Gather every line holding the string "Shipping".

+++

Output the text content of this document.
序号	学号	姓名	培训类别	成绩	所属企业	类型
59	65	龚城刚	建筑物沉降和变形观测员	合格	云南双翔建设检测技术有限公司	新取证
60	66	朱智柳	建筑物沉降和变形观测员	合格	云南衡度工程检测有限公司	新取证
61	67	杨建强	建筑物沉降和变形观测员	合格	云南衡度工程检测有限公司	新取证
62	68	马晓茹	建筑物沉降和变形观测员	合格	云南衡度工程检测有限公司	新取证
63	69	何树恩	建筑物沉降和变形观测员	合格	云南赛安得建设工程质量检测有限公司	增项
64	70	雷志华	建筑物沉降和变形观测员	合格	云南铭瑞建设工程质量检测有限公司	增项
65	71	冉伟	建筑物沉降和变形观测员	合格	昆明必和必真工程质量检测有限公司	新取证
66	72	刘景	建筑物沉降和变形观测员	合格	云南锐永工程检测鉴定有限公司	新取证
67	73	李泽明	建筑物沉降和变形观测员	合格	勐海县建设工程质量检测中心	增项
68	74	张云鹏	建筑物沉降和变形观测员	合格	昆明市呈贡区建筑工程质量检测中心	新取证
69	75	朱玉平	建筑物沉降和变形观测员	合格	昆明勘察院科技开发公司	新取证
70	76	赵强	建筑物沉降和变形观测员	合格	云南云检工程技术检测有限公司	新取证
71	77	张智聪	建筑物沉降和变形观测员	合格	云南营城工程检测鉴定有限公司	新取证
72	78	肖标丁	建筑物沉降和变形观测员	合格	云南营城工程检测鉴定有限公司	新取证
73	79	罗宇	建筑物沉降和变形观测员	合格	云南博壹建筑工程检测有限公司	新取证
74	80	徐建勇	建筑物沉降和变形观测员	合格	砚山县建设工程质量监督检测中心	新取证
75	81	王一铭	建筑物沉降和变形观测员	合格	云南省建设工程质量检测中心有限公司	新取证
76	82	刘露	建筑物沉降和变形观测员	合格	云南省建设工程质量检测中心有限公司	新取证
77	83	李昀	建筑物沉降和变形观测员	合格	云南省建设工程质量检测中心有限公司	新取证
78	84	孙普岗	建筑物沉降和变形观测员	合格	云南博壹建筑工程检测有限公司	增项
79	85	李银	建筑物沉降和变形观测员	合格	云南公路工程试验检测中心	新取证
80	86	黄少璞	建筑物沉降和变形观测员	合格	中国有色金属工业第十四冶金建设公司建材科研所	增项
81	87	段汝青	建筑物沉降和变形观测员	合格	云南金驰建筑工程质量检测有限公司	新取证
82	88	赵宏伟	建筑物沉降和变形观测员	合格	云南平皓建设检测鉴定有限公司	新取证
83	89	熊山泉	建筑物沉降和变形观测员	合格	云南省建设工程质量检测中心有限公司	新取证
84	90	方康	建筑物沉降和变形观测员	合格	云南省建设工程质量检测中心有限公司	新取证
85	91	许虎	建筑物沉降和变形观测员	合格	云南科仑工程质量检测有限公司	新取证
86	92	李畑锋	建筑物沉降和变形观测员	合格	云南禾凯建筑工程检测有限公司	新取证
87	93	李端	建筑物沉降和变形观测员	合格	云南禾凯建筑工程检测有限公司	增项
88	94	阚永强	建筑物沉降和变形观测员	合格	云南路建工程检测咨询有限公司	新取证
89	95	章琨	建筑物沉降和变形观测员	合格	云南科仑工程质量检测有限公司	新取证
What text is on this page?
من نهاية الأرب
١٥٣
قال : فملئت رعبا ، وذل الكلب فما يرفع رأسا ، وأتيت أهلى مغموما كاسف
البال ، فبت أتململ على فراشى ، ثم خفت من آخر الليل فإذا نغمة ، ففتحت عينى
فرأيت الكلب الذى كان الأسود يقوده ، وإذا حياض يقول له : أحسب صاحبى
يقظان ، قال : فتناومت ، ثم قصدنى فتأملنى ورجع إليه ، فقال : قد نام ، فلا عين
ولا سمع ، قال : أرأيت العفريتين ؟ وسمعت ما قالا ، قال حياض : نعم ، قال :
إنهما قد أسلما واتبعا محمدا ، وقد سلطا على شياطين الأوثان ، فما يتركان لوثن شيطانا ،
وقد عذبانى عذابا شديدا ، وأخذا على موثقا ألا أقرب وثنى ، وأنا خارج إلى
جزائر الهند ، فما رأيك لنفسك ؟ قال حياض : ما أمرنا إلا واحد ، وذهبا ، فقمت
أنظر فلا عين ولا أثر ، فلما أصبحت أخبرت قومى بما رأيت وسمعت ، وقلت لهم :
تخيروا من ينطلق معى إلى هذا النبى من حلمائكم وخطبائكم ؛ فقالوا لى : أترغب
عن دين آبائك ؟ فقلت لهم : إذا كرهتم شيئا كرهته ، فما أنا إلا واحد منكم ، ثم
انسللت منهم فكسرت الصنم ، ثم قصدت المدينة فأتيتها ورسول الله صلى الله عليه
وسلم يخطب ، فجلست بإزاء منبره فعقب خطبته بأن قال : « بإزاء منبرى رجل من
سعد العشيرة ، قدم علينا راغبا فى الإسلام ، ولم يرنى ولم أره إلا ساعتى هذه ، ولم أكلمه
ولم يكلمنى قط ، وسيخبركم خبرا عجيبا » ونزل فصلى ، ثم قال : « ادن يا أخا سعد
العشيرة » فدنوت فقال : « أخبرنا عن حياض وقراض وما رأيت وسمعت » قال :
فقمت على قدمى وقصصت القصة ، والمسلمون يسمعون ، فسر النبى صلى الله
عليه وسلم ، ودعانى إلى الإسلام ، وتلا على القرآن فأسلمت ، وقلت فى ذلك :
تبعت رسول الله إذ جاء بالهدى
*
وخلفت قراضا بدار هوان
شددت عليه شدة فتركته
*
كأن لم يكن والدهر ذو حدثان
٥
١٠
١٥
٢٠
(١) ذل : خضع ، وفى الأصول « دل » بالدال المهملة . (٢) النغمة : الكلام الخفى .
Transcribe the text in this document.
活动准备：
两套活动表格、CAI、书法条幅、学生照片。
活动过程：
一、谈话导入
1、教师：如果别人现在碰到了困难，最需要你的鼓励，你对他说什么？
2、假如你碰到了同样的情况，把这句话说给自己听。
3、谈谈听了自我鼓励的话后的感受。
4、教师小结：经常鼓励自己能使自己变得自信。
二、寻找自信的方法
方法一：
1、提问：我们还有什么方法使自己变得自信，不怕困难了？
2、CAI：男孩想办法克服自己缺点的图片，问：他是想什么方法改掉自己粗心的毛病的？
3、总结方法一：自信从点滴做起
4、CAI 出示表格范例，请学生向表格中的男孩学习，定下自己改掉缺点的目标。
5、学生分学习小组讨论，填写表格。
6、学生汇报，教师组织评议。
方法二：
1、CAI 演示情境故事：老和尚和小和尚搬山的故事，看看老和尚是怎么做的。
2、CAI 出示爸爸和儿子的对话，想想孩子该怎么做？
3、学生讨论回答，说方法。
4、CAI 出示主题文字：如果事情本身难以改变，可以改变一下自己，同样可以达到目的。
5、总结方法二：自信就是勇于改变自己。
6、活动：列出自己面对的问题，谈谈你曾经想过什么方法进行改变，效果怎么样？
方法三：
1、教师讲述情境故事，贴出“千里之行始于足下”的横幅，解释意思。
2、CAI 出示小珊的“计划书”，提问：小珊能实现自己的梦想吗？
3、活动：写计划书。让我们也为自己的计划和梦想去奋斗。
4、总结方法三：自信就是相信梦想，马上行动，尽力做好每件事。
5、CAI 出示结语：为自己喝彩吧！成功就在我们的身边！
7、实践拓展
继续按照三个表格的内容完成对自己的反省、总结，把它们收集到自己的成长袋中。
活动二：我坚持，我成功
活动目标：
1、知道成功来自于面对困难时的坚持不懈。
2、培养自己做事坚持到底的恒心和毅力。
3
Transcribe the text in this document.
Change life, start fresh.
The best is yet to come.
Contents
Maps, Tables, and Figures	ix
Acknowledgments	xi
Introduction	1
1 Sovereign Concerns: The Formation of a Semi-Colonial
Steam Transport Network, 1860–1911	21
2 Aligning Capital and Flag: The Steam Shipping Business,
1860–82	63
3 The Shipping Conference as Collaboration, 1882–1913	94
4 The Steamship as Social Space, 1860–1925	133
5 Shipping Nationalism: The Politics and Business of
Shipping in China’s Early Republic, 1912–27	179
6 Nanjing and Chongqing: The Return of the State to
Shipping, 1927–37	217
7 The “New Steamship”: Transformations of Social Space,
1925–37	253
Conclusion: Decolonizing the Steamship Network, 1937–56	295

+++

> Response:
2 Aligning Capital and Flag: The Steam Shipping Business,
3 The Shipping Conference as Collaboration, 1882–1913	94
5 Shipping Nationalism: The Politics and Business of
Shipping in China’s Early Republic, 1912–27	179
Shipping, 1927–37	217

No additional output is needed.